LISTED RECORDS:
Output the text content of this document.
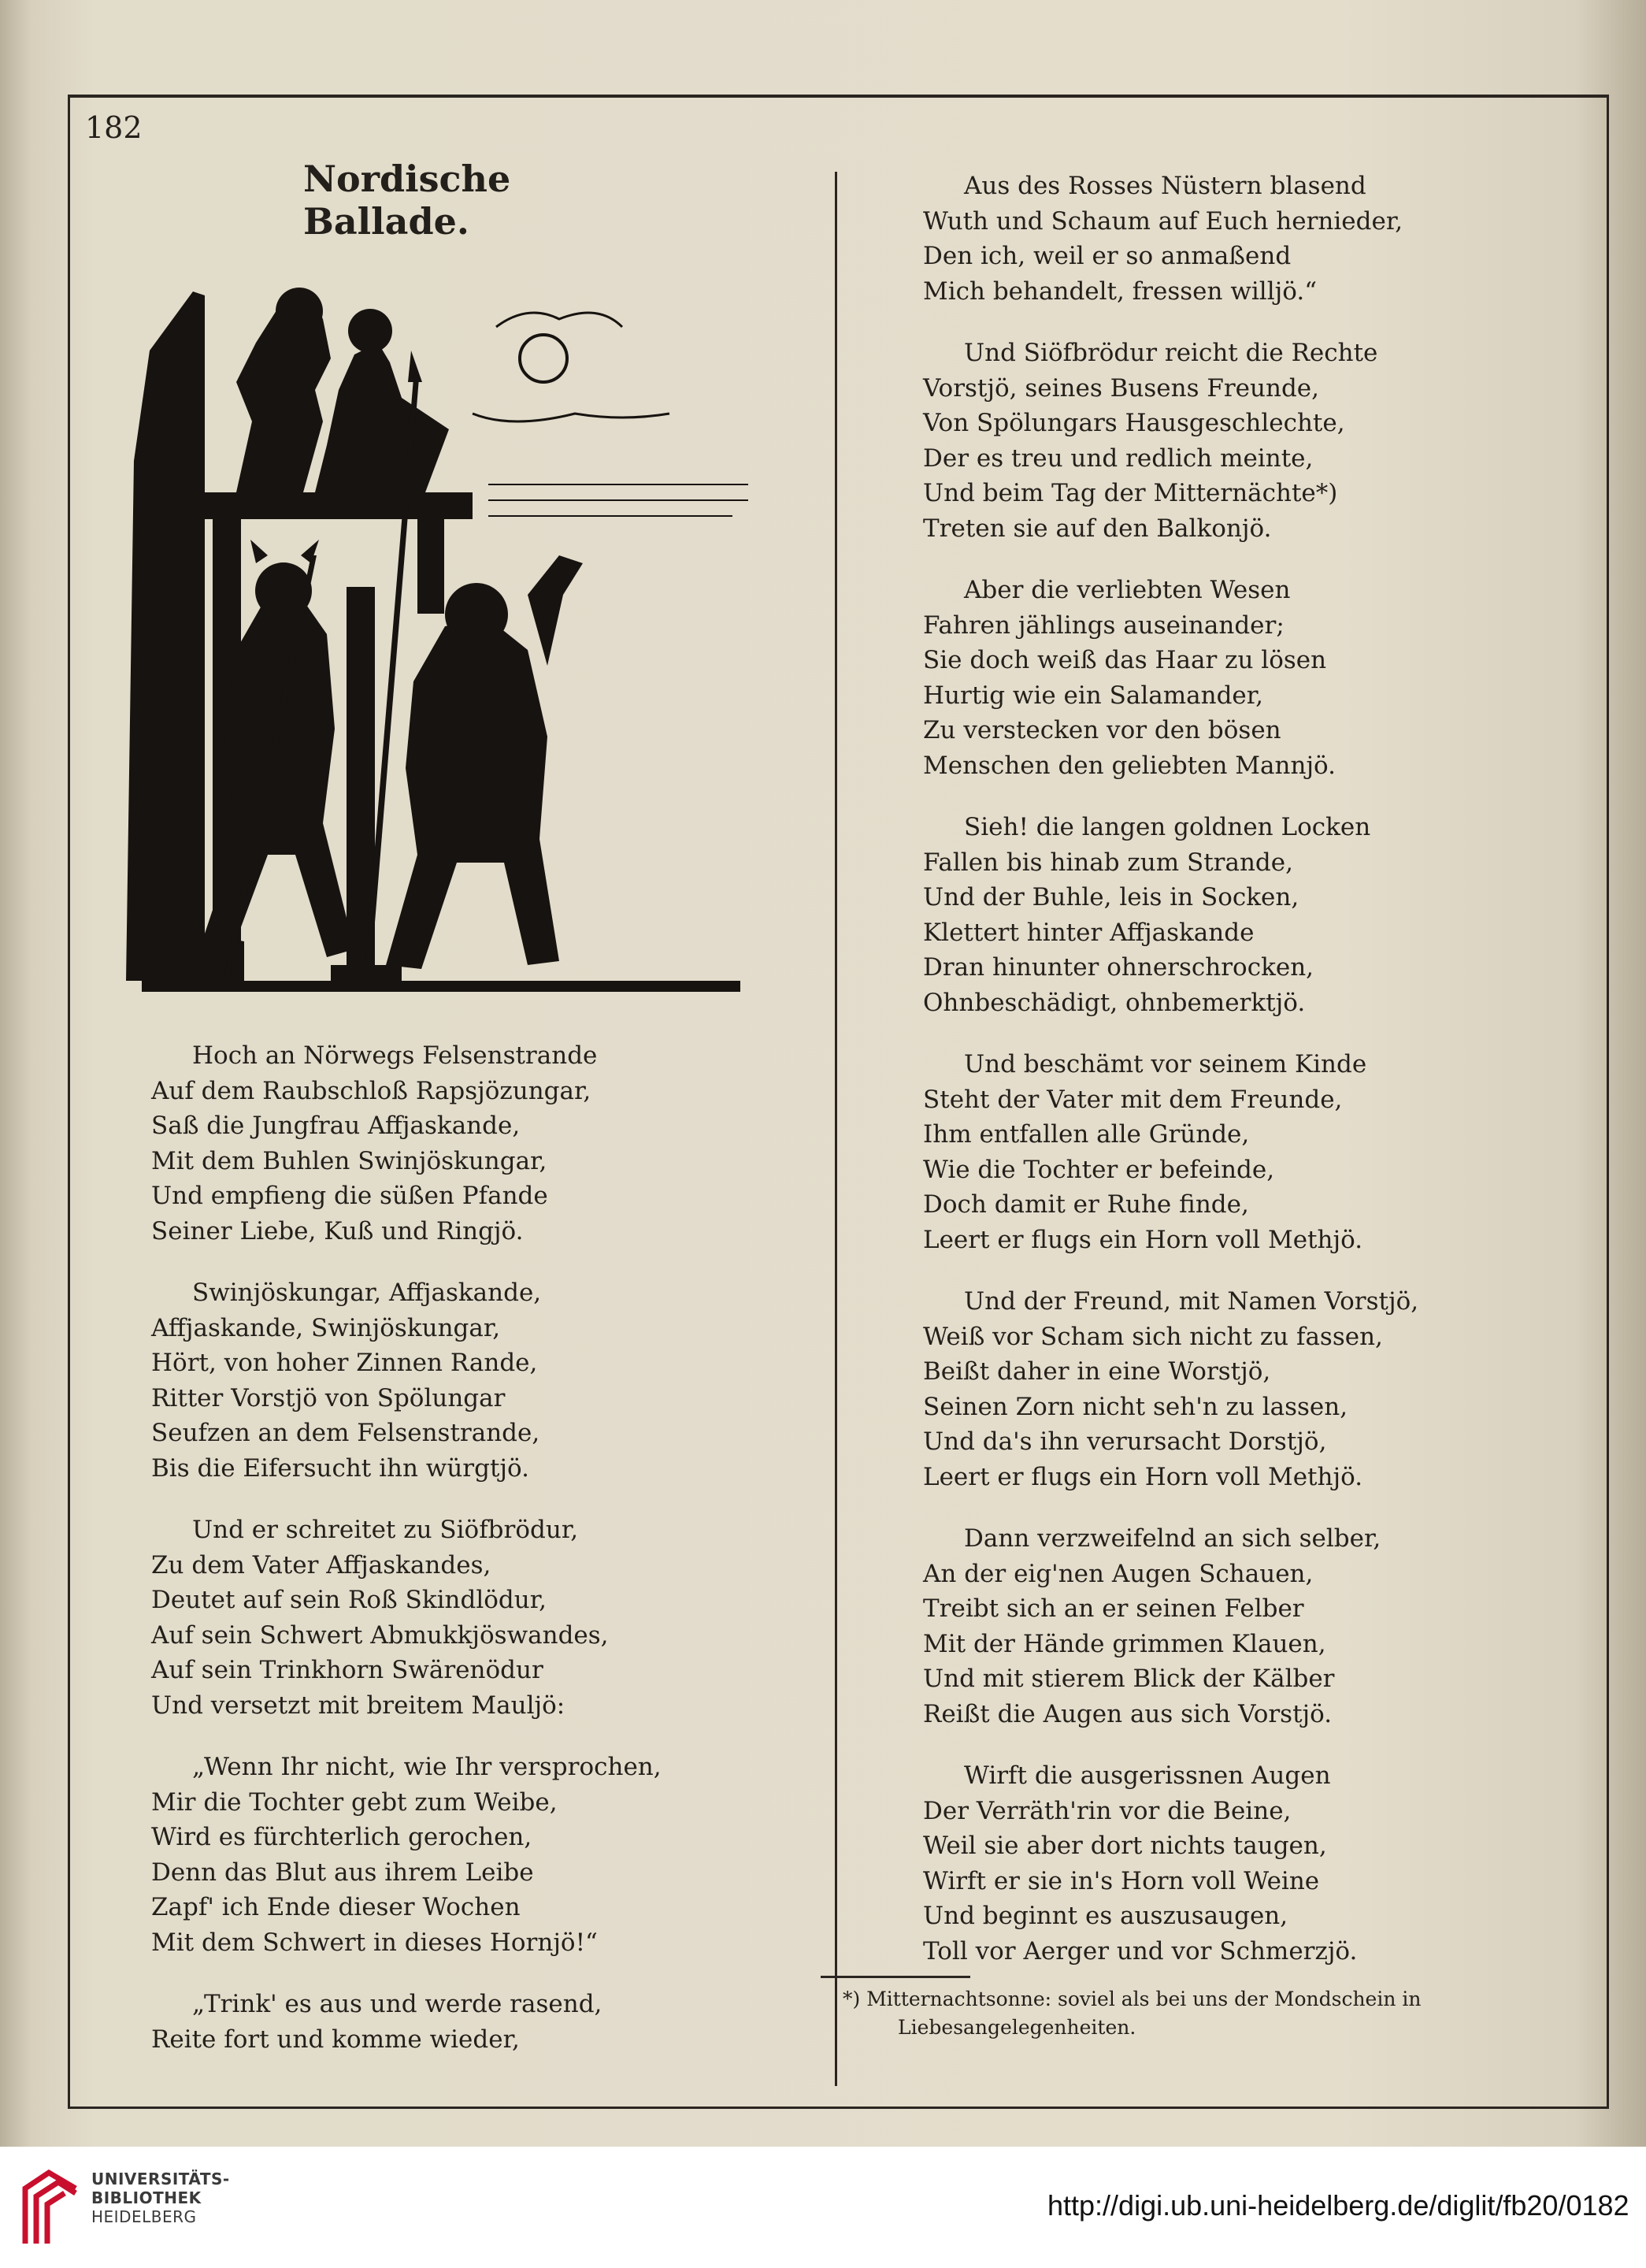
182
Nordische Ballade.
Hoch an Nörwegs Felsenstrande
Auf dem Raubschloß Rapsjözungar,
Saß die Jungfrau Affjaskande,
Mit dem Buhlen Swinjöskungar,
Und empfieng die süßen Pfande
Seiner Liebe, Kuß und Ringjö.
Swinjöskungar, Affjaskande,
Affjaskande, Swinjöskungar,
Hört, von hoher Zinnen Rande,
Ritter Vorstjö von Spölungar
Seufzen an dem Felsenstrande,
Bis die Eifersucht ihn würgtjö.
Und er schreitet zu Siöfbrödur,
Zu dem Vater Affjaskandes,
Deutet auf sein Roß Skindlödur,
Auf sein Schwert Abmukkjöswandes,
Auf sein Trinkhorn Swärenödur
Und versetzt mit breitem Mauljö:
„Wenn Ihr nicht, wie Ihr versprochen,
Mir die Tochter gebt zum Weibe,
Wird es fürchterlich gerochen,
Denn das Blut aus ihrem Leibe
Zapf' ich Ende dieser Wochen
Mit dem Schwert in dieses Hornjö!“
„Trink' es aus und werde rasend,
Reite fort und komme wieder,
Aus des Rosses Nüstern blasend
Wuth und Schaum auf Euch hernieder,
Den ich, weil er so anmaßend
Mich behandelt, fressen willjö.“
Und Siöfbrödur reicht die Rechte
Vorstjö, seines Busens Freunde,
Von Spölungars Hausgeschlechte,
Der es treu und redlich meinte,
Und beim Tag der Mitternächte*)
Treten sie auf den Balkonjö.
Aber die verliebten Wesen
Fahren jählings auseinander;
Sie doch weiß das Haar zu lösen
Hurtig wie ein Salamander,
Zu verstecken vor den bösen
Menschen den geliebten Mannjö.
Sieh! die langen goldnen Locken
Fallen bis hinab zum Strande,
Und der Buhle, leis in Socken,
Klettert hinter Affjaskande
Dran hinunter ohnerschrocken,
Ohnbeschädigt, ohnbemerktjö.
Und beschämt vor seinem Kinde
Steht der Vater mit dem Freunde,
Ihm entfallen alle Gründe,
Wie die Tochter er befeinde,
Doch damit er Ruhe finde,
Leert er flugs ein Horn voll Methjö.
Und der Freund, mit Namen Vorstjö,
Weiß vor Scham sich nicht zu fassen,
Beißt daher in eine Worstjö,
Seinen Zorn nicht seh'n zu lassen,
Und da's ihn verursacht Dorstjö,
Leert er flugs ein Horn voll Methjö.
Dann verzweifelnd an sich selber,
An der eig'nen Augen Schauen,
Treibt sich an er seinen Felber
Mit der Hände grimmen Klauen,
Und mit stierem Blick der Kälber
Reißt die Augen aus sich Vorstjö.
Wirft die ausgerissnen Augen
Der Verräth'rin vor die Beine,
Weil sie aber dort nichts taugen,
Wirft er sie in's Horn voll Weine
Und beginnt es auszusaugen,
Toll vor Aerger und vor Schmerzjö.
*) Mitternachtsonne: soviel als bei uns der Mondschein in
Liebesangelegenheiten.
UNIVERSITÄTS-
BIBLIOTHEK
HEIDELBERG	http://digi.ub.uni-heidelberg.de/diglit/fb20/0182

WHAT THE TASK ASKS: Looking at the records above, work out how many lines include the string "Swinjöskungar". Give the number and nothing else.

FINAL ANSWER: 3